Write out each line of the entries below word for word, omitting the pictures.
======== Supplied data ========
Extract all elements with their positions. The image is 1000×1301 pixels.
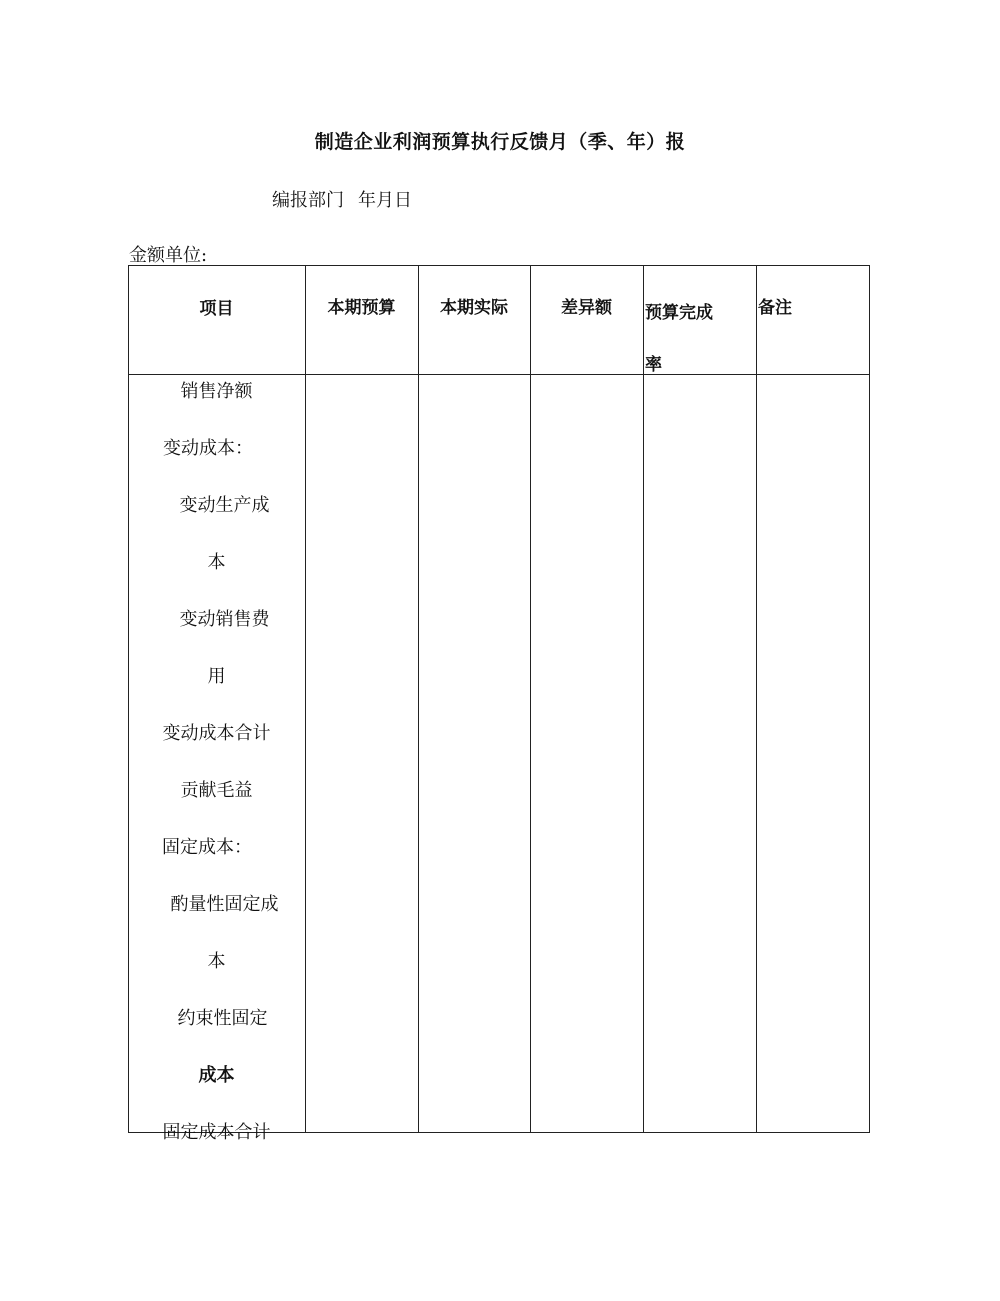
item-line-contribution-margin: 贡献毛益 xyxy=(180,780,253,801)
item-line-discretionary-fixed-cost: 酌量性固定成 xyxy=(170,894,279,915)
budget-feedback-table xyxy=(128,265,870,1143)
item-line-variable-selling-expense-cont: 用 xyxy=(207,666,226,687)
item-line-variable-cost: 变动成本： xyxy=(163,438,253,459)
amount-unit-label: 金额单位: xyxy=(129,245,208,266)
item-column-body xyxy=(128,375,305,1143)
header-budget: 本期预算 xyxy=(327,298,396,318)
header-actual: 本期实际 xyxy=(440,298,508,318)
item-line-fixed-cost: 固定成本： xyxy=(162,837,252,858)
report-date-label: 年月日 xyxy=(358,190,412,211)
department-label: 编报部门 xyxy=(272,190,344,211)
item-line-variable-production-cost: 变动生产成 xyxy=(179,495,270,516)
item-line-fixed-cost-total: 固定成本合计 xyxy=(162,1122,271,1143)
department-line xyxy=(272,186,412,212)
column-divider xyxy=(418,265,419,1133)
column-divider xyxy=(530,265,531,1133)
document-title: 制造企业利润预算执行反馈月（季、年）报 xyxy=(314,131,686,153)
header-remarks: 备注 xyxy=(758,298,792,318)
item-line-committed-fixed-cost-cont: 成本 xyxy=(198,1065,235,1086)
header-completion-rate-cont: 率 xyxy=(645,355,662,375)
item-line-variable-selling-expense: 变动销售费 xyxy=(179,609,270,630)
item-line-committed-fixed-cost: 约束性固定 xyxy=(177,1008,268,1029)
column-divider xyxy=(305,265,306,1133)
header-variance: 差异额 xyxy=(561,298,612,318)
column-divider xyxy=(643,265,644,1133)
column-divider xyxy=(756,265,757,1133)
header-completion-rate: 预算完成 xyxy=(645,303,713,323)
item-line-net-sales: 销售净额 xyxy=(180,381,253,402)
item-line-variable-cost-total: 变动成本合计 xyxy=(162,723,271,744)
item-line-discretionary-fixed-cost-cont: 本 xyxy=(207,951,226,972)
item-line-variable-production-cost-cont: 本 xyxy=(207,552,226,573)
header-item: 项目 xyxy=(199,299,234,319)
========
• **Response below**:
Extract all elements with their positions. The image is 1000×1301 pixels.
item-line-contribution-margin: 贡献毛益 xyxy=(180,780,253,801)
item-line-discretionary-fixed-cost: 酌量性固定成 xyxy=(170,894,279,915)
budget-feedback-table xyxy=(128,265,870,1143)
item-line-variable-selling-expense-cont: 用 xyxy=(207,666,226,687)
item-line-variable-cost: 变动成本： xyxy=(163,438,253,459)
amount-unit-label: 金额单位: xyxy=(129,245,208,266)
item-column-body xyxy=(128,375,305,1143)
header-budget: 本期预算 xyxy=(327,298,396,318)
header-actual: 本期实际 xyxy=(440,298,508,318)
item-line-fixed-cost: 固定成本： xyxy=(162,837,252,858)
report-date-label: 年月日 xyxy=(358,190,412,211)
department-label: 编报部门 xyxy=(272,190,344,211)
item-line-variable-production-cost: 变动生产成 xyxy=(179,495,270,516)
item-line-fixed-cost-total: 固定成本合计 xyxy=(162,1122,271,1143)
department-line xyxy=(272,186,412,212)
column-divider xyxy=(418,265,419,1133)
column-divider xyxy=(530,265,531,1133)
document-title: 制造企业利润预算执行反馈月（季、年）报 xyxy=(314,131,686,153)
header-remarks: 备注 xyxy=(758,298,792,318)
item-line-committed-fixed-cost-cont: 成本 xyxy=(198,1065,235,1086)
header-completion-rate-cont: 率 xyxy=(645,355,662,375)
item-line-variable-selling-expense: 变动销售费 xyxy=(179,609,270,630)
item-line-committed-fixed-cost: 约束性固定 xyxy=(177,1008,268,1029)
column-divider xyxy=(305,265,306,1133)
header-variance: 差异额 xyxy=(561,298,612,318)
column-divider xyxy=(643,265,644,1133)
column-divider xyxy=(756,265,757,1133)
header-completion-rate: 预算完成 xyxy=(645,303,713,323)
item-line-net-sales: 销售净额 xyxy=(180,381,253,402)
item-line-variable-cost-total: 变动成本合计 xyxy=(162,723,271,744)
item-line-discretionary-fixed-cost-cont: 本 xyxy=(207,951,226,972)
item-line-variable-production-cost-cont: 本 xyxy=(207,552,226,573)
header-item: 项目 xyxy=(199,299,234,319)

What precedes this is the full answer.